▶ LISTED ENTRIES:

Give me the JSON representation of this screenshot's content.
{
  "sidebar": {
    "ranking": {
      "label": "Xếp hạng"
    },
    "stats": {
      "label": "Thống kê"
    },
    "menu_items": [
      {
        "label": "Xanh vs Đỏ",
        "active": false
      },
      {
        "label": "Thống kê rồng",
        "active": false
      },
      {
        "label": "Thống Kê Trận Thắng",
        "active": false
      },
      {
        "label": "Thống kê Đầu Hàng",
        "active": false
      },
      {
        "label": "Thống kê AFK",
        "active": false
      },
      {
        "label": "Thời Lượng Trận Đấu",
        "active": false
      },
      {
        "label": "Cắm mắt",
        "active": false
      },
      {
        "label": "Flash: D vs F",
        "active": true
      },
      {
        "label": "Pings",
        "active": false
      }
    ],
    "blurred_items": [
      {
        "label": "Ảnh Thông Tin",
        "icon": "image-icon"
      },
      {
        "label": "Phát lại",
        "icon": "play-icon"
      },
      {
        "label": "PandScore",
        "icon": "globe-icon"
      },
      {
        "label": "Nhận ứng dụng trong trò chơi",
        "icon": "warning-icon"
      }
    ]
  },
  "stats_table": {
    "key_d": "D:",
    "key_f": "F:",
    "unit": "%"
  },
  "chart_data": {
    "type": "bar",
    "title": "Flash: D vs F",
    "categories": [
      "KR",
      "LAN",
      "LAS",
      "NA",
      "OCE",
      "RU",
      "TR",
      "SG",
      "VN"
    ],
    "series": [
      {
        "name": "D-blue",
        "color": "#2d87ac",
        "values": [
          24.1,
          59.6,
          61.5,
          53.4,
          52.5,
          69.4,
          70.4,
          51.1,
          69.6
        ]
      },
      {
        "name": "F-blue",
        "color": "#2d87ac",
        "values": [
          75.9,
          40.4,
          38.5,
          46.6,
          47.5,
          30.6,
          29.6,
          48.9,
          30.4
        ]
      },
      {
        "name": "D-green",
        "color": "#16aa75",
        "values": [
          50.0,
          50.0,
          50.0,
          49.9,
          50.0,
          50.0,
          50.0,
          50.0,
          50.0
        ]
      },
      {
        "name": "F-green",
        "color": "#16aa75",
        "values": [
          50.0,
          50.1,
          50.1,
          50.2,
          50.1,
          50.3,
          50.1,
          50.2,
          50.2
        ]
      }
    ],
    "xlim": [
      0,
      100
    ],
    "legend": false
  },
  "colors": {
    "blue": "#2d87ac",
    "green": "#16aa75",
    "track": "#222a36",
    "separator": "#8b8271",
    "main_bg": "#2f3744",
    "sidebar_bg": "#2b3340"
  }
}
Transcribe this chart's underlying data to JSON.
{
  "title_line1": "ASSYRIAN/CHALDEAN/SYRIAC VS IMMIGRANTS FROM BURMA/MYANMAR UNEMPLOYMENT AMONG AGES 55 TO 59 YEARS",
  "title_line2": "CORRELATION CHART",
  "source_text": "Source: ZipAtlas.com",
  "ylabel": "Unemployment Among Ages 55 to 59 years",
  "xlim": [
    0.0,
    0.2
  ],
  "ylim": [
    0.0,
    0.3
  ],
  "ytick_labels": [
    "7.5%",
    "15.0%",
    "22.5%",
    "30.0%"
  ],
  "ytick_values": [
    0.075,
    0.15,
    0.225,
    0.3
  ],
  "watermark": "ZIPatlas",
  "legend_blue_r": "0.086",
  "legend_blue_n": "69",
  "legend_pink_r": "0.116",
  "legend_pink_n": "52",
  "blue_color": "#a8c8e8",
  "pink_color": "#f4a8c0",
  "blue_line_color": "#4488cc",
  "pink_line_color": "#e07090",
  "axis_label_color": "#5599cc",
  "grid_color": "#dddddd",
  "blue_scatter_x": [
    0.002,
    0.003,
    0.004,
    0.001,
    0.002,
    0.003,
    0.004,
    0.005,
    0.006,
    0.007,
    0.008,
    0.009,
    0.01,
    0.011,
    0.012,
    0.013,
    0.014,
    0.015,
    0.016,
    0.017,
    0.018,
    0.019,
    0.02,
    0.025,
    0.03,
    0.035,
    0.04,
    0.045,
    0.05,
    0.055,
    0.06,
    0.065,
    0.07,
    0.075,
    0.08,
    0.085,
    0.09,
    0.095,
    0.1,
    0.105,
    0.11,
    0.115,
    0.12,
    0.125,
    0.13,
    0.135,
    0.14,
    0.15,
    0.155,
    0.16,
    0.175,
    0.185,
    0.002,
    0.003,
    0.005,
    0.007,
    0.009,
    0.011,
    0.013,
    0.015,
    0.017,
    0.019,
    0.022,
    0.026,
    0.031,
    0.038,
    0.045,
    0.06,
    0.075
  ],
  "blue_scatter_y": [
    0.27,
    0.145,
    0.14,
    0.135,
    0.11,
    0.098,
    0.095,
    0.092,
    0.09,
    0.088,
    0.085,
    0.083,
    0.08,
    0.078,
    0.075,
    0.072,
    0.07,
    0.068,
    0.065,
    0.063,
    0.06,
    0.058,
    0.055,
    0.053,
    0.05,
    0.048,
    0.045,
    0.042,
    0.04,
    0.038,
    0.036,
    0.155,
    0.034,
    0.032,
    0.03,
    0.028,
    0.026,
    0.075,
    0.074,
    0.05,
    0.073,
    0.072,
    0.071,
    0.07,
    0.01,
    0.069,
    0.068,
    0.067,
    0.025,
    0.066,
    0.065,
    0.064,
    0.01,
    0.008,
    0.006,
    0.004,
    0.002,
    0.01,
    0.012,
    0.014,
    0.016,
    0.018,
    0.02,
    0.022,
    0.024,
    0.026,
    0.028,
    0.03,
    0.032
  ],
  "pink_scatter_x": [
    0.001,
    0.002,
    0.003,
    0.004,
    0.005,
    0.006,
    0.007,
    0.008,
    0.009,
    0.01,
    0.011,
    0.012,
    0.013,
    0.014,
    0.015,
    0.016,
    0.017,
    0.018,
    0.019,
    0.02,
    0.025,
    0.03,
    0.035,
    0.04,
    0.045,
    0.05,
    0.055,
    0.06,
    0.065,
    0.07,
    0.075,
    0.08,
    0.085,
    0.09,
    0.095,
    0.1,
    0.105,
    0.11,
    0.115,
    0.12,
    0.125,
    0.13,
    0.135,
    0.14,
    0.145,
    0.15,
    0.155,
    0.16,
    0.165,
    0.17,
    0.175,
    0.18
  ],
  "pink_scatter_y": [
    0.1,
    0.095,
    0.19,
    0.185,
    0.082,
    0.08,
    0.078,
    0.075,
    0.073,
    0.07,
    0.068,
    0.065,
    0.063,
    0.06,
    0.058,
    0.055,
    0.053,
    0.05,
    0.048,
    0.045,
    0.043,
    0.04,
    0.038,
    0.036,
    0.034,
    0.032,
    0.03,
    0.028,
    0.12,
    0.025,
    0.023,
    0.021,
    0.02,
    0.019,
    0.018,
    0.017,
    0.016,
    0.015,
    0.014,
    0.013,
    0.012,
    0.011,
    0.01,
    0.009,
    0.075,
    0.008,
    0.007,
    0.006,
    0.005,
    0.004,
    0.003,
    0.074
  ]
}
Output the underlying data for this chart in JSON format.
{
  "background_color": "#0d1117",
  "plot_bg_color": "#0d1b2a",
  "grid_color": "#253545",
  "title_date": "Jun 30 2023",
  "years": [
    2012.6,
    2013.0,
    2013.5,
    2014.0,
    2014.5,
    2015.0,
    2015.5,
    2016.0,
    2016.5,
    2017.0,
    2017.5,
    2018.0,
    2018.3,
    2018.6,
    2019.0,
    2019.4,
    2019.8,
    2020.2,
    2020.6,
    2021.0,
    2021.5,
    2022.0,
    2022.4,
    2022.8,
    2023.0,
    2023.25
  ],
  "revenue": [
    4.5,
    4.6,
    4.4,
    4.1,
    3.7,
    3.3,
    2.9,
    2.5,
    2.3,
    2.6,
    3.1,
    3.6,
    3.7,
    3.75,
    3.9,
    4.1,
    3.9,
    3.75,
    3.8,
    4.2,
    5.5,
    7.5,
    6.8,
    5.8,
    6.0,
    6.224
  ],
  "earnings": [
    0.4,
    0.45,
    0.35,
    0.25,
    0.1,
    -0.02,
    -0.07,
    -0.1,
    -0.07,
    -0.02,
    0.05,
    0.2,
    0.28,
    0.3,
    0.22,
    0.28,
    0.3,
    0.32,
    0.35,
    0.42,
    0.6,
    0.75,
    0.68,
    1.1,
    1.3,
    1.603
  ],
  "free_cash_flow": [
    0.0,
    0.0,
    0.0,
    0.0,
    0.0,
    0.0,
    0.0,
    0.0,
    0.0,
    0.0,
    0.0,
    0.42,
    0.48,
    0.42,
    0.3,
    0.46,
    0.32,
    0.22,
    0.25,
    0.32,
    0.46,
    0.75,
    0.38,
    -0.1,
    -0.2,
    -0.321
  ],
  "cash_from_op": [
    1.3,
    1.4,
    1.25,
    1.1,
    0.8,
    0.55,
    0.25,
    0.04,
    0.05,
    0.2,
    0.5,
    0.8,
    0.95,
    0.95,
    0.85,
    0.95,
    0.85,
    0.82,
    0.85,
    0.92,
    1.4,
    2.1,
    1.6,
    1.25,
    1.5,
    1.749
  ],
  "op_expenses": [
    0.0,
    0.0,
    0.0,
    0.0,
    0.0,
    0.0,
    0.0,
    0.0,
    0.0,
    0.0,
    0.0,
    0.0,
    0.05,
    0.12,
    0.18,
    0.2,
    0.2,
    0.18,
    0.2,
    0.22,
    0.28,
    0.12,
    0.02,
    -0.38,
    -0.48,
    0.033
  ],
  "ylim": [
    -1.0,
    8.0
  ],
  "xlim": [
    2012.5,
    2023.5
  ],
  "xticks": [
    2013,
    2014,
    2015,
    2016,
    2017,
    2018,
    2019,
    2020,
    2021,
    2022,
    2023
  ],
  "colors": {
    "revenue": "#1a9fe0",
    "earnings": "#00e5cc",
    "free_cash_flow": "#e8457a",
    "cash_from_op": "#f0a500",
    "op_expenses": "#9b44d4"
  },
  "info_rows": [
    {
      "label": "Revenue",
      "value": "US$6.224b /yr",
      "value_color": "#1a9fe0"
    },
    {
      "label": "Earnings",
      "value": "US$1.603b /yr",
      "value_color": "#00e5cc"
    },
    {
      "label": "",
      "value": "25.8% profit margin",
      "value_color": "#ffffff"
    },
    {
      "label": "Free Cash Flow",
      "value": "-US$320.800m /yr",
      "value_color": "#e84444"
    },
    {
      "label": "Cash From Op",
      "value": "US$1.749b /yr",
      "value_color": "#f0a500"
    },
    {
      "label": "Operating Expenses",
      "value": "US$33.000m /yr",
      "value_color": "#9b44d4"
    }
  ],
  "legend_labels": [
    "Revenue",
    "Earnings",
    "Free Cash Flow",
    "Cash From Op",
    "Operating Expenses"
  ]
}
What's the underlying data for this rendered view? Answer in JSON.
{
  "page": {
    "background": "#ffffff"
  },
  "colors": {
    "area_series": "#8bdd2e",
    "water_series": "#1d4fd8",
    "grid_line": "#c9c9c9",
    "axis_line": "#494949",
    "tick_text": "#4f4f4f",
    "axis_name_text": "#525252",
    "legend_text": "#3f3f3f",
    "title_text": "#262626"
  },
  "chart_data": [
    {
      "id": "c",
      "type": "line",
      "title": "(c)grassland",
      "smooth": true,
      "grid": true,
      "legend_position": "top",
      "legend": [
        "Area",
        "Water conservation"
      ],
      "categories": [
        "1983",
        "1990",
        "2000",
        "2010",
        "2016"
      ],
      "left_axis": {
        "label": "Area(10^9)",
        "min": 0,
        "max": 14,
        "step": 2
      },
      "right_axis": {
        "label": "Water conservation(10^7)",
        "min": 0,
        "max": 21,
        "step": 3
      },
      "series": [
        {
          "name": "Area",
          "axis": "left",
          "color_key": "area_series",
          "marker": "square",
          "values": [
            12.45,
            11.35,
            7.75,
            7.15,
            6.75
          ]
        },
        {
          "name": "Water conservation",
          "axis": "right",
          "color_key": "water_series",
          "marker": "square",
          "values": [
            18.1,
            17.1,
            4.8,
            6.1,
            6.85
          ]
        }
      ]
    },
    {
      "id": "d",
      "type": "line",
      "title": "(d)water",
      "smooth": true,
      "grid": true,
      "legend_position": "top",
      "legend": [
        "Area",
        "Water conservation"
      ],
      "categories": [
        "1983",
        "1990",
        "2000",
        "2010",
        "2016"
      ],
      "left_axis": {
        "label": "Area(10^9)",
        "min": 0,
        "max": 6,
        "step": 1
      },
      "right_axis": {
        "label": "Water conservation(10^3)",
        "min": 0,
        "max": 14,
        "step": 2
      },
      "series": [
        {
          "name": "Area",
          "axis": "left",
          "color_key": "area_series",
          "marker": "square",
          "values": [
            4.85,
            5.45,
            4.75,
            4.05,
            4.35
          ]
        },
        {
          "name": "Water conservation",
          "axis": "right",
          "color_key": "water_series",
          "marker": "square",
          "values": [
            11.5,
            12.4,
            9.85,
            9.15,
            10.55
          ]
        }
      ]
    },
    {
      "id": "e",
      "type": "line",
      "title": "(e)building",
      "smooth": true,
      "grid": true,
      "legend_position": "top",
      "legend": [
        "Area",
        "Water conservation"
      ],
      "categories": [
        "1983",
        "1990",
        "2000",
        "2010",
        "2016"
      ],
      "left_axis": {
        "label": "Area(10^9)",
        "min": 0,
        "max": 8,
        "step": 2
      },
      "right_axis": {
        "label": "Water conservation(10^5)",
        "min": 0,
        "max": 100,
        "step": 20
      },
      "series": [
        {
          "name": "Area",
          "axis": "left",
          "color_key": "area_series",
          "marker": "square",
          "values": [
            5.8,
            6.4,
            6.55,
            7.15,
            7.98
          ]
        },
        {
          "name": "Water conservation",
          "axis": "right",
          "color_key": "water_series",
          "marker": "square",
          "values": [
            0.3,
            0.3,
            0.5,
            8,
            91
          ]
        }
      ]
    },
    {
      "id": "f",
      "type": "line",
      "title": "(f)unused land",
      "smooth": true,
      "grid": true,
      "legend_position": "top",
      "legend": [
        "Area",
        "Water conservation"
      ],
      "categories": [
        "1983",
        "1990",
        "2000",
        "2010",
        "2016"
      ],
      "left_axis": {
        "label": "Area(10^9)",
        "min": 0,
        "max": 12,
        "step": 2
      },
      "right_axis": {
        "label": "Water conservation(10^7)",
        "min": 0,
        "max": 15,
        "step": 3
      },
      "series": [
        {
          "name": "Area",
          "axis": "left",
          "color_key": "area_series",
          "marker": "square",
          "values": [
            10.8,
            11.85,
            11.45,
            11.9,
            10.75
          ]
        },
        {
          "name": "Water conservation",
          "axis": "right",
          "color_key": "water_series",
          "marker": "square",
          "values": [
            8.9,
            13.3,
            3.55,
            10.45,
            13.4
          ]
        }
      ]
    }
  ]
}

▶ PROMPT:
Collect every line above that contains the word "icon".

▶ RESPONSE TO THE EXERCISE:
        "icon": "image-icon"
        "icon": "play-icon"
        "icon": "globe-icon"
        "icon": "warning-icon"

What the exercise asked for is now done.